Written problem: Gather every line below where "median" appears.

▽

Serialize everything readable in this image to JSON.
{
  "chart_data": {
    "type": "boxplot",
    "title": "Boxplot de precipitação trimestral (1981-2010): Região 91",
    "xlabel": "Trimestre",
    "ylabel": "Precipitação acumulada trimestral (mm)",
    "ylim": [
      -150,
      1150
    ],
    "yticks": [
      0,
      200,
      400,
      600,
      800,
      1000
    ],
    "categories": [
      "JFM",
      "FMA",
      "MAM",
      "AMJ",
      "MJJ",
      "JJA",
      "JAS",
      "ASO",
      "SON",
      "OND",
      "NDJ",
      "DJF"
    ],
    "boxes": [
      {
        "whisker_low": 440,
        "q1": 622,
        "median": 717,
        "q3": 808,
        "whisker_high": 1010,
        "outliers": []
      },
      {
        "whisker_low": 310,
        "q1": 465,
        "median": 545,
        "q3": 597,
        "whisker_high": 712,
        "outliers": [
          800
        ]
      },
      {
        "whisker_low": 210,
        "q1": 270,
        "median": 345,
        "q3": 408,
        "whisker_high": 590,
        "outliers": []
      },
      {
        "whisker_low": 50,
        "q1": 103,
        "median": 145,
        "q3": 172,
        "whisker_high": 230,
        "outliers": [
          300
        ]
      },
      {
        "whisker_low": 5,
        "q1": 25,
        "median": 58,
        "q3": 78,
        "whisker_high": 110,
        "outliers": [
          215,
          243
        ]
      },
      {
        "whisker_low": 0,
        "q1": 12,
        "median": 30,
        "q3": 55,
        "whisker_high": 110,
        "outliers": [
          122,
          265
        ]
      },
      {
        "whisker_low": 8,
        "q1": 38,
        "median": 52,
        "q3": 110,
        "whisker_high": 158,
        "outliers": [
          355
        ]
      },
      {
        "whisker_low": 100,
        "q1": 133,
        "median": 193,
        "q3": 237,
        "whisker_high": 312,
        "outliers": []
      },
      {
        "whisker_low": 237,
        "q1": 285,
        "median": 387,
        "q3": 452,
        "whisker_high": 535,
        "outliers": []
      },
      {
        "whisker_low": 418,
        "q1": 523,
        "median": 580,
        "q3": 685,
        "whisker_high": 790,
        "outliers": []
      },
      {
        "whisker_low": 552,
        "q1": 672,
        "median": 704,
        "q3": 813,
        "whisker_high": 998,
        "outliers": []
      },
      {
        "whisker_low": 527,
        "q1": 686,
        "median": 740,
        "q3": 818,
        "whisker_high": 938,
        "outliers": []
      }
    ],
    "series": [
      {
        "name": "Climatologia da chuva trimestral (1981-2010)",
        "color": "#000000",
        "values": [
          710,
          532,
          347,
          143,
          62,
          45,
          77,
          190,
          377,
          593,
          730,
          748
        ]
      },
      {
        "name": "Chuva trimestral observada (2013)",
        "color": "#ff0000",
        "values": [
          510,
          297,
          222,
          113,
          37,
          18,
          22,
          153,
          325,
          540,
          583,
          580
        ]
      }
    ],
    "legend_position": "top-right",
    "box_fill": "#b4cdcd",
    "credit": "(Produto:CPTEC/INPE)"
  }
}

△

Solution below:
        "median": 717,
        "median": 545,
        "median": 345,
        "median": 145,
        "median": 58,
        "median": 30,
        "median": 52,
        "median": 193,
        "median": 387,
        "median": 580,
        "median": 704,
        "median": 740,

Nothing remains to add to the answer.